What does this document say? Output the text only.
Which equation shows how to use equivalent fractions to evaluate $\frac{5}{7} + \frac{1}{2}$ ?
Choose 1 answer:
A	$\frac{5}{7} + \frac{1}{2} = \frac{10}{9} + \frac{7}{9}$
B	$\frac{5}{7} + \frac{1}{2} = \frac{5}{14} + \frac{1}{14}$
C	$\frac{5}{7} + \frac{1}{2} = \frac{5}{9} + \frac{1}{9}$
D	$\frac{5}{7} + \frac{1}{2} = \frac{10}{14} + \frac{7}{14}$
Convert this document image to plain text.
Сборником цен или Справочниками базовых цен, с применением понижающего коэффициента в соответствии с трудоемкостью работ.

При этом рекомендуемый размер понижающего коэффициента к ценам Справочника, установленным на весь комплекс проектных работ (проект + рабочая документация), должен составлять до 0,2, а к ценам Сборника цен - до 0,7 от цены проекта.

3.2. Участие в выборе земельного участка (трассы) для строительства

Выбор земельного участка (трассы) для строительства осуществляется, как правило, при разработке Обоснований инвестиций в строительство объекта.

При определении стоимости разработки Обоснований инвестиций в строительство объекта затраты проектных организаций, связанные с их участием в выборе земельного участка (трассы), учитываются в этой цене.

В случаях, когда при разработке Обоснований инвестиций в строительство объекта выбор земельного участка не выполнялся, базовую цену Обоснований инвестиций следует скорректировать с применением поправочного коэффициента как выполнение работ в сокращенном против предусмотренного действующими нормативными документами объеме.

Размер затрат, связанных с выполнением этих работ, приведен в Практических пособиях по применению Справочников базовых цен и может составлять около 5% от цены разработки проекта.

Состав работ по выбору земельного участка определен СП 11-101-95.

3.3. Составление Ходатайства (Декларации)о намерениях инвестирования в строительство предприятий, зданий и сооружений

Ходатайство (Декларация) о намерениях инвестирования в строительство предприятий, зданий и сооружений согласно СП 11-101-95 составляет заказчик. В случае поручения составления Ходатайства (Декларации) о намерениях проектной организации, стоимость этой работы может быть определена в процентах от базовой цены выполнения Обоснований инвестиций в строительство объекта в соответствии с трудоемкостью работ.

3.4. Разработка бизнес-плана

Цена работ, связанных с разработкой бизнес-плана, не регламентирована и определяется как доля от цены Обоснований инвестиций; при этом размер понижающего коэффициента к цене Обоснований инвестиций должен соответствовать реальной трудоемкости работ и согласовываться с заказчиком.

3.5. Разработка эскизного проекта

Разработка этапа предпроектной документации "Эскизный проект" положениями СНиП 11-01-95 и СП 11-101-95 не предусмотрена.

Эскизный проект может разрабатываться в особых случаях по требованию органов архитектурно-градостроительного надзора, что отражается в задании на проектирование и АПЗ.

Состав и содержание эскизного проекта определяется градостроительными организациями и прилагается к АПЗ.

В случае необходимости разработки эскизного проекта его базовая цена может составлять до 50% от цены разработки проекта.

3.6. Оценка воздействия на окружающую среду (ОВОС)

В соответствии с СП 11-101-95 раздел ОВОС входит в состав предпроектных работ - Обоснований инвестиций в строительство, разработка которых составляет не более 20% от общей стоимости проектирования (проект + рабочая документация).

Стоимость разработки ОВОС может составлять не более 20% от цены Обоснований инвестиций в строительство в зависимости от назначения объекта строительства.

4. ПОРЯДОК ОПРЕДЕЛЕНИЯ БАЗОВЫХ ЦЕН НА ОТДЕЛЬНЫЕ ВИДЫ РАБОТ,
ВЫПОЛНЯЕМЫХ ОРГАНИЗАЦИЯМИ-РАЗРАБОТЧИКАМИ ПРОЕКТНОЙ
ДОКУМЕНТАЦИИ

— CHALLENGE —
Determine the number of lines in these entries that contain the word "сооружений", and write only that number.

— THE COMPLETED TASK —
2